(Stated problem):
From the records, pick out and copy each line containing "chamber".

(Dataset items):
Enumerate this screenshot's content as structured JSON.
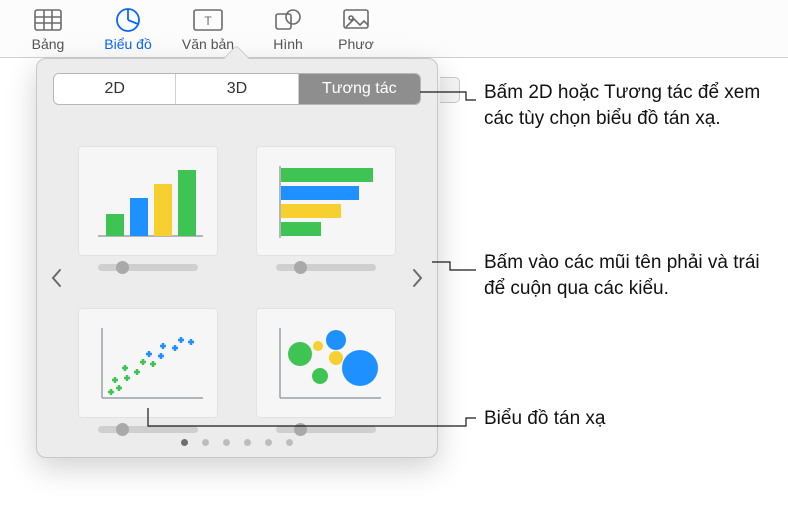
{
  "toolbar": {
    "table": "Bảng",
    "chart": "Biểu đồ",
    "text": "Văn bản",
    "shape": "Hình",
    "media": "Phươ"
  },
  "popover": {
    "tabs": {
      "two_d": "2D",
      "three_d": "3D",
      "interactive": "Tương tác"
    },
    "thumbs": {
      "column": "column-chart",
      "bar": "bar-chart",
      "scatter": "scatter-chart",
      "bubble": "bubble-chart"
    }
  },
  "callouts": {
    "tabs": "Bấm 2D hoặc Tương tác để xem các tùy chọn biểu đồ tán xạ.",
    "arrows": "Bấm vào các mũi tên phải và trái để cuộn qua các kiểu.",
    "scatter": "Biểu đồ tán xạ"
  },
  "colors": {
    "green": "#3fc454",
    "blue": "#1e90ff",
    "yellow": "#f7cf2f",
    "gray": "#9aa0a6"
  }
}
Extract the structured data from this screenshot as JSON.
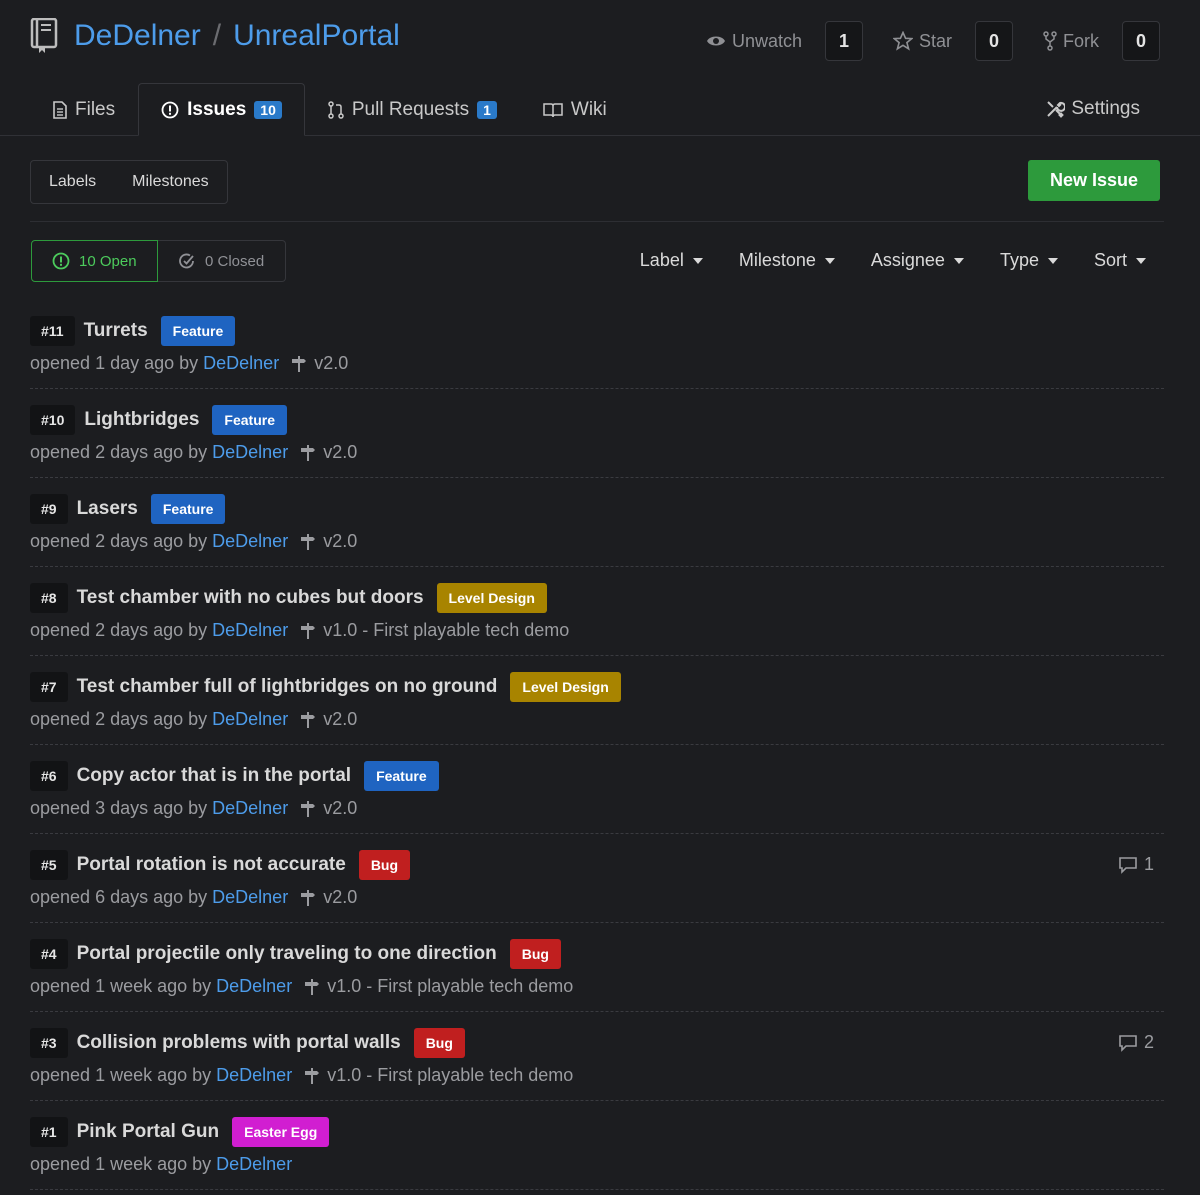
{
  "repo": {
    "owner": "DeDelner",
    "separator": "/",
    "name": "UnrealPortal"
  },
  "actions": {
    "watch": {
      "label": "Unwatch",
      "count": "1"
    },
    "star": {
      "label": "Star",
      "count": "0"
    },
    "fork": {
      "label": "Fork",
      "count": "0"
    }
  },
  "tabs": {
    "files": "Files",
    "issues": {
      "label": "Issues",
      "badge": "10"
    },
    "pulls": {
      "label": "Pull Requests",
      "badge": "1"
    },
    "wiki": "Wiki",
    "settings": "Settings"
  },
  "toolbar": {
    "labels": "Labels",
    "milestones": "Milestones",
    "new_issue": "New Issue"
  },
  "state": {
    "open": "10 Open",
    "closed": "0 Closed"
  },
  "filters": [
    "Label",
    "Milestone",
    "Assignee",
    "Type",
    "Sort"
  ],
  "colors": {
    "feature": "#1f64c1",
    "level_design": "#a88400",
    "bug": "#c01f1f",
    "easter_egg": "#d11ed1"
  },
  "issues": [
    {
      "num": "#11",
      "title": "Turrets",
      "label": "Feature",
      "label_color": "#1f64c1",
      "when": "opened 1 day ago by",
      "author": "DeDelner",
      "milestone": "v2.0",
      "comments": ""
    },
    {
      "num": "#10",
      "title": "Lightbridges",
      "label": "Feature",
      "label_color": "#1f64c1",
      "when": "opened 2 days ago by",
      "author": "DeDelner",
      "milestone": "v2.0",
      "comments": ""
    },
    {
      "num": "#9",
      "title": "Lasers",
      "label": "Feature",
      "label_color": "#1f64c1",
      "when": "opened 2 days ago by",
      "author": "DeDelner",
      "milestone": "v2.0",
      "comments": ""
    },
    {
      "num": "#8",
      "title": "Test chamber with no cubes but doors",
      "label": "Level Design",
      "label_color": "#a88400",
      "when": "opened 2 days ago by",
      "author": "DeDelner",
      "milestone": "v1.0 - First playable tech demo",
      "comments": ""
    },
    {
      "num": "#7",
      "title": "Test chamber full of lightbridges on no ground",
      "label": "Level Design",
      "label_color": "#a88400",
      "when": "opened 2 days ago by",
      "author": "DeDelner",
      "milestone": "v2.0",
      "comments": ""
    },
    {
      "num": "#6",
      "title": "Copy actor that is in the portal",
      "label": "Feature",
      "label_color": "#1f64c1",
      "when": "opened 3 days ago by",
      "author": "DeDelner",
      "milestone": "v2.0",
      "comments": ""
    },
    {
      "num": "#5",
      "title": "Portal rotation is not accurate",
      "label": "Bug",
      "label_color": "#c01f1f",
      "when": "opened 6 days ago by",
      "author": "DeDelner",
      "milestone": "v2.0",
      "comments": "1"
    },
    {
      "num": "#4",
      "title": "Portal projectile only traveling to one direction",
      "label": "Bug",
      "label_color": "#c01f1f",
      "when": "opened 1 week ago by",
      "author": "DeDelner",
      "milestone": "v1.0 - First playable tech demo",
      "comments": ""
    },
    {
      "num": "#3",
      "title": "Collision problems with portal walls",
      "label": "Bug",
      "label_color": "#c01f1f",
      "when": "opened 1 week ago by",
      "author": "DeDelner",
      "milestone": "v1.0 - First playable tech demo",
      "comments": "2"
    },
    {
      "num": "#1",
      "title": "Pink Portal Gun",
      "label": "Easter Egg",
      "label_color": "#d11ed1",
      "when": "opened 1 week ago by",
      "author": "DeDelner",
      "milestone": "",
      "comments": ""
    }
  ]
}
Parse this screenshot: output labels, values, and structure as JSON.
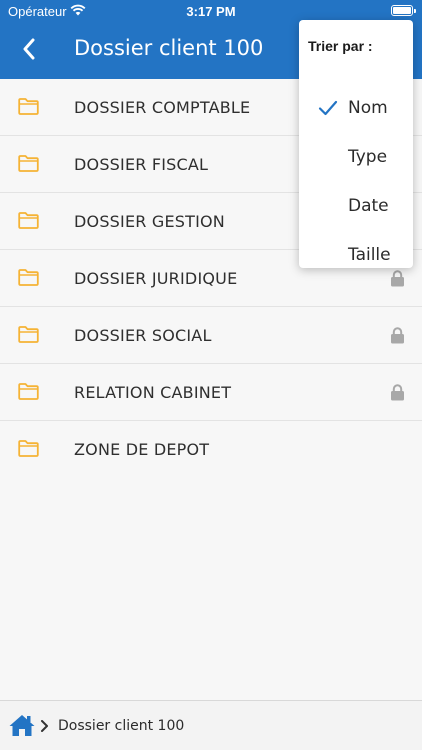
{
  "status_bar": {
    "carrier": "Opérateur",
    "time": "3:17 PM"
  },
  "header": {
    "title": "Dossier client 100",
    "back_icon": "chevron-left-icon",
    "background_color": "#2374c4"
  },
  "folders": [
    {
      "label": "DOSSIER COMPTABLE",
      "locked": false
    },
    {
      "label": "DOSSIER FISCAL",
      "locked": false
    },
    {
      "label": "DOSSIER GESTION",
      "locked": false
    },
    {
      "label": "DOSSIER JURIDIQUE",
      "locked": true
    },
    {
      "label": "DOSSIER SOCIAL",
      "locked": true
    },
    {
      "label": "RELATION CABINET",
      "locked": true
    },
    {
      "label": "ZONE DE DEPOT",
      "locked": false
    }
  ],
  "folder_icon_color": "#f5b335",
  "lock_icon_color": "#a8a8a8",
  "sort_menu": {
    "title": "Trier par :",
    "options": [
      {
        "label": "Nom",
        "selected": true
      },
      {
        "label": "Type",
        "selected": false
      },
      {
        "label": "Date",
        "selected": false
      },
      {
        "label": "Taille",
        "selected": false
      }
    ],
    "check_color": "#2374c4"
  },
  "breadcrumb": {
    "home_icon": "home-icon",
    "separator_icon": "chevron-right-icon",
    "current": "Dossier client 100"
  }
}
* * *
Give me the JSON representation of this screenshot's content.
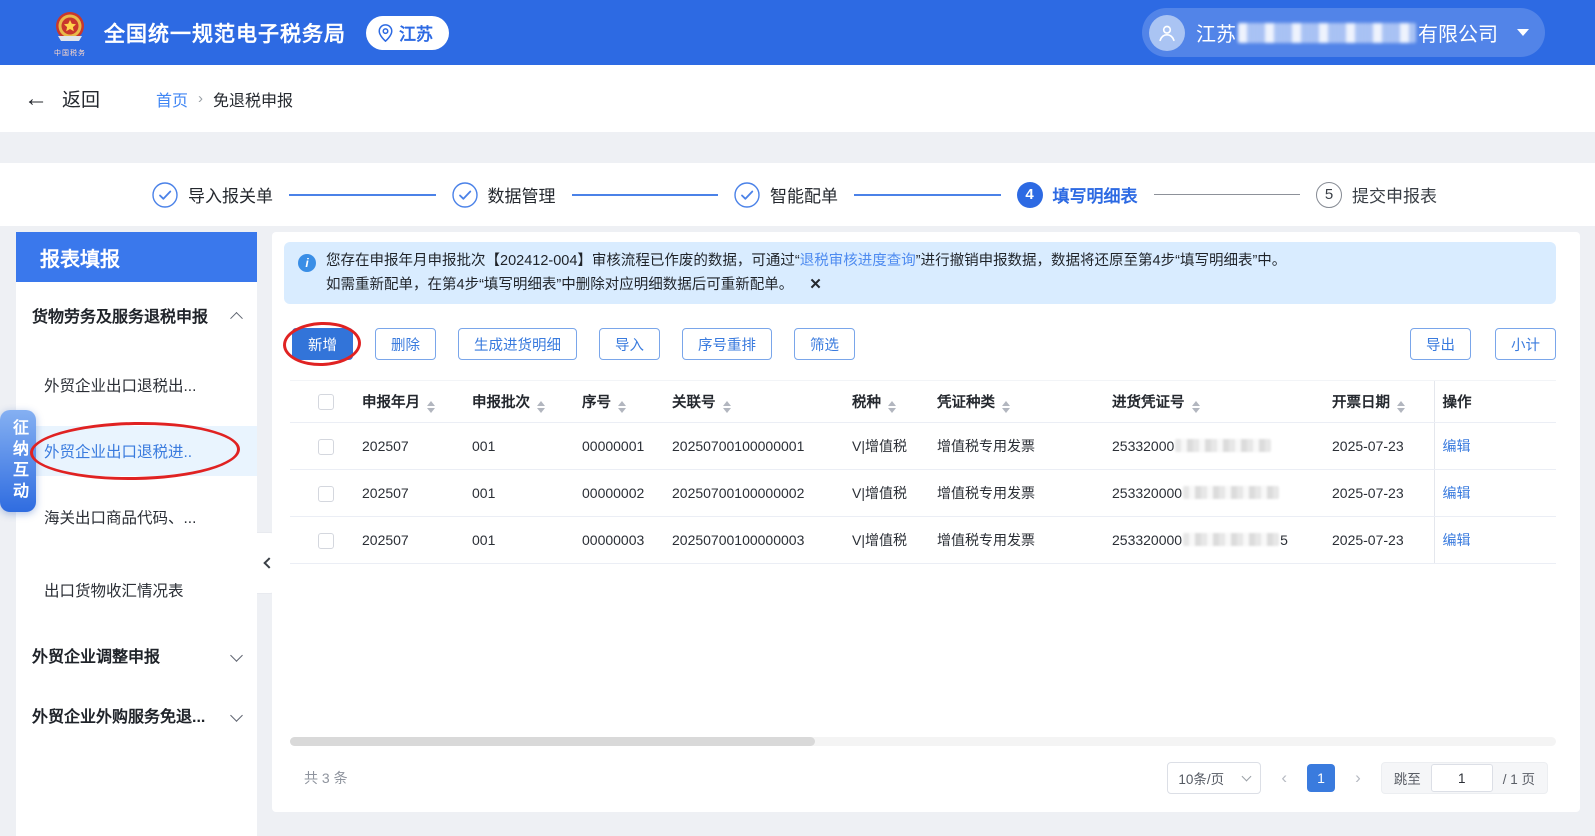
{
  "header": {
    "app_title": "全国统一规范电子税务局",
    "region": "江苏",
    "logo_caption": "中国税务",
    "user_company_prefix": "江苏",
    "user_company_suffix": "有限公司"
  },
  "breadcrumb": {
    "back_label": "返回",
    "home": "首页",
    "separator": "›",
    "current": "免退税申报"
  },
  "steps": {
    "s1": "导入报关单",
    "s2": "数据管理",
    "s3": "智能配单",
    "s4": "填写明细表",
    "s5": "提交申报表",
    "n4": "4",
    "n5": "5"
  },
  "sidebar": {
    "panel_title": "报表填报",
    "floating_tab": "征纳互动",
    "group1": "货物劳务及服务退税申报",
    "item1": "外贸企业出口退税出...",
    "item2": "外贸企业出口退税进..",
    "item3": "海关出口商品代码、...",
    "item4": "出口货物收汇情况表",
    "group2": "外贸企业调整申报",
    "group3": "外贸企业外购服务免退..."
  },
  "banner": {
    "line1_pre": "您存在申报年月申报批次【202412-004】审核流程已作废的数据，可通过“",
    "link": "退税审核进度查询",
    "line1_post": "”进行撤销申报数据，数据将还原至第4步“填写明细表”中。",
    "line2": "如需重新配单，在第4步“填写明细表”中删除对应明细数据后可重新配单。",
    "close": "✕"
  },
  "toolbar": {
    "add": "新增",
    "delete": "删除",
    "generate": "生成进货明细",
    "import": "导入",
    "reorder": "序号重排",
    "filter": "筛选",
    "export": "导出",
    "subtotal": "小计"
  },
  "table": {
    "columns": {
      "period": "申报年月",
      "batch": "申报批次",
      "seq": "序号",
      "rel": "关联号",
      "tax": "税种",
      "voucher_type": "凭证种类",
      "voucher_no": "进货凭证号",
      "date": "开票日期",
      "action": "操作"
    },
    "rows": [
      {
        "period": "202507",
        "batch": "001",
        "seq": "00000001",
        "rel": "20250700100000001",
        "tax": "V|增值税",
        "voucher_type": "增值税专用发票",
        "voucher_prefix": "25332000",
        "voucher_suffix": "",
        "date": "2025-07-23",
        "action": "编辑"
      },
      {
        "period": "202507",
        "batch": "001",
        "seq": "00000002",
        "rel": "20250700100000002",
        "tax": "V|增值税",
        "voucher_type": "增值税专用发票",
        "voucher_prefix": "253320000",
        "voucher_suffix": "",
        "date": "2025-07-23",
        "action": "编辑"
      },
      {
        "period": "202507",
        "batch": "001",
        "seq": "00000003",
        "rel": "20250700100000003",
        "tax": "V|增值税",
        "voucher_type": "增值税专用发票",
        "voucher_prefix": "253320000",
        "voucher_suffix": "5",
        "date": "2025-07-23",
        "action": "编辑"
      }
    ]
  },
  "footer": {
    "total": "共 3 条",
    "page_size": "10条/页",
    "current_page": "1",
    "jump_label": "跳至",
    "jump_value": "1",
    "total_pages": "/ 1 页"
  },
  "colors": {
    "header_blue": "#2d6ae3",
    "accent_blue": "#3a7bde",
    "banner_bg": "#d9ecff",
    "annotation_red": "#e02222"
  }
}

(Written response):
      "title": "Test chamber with no cubes but doors",
      "title": "Test chamber full of lightbridges on no ground",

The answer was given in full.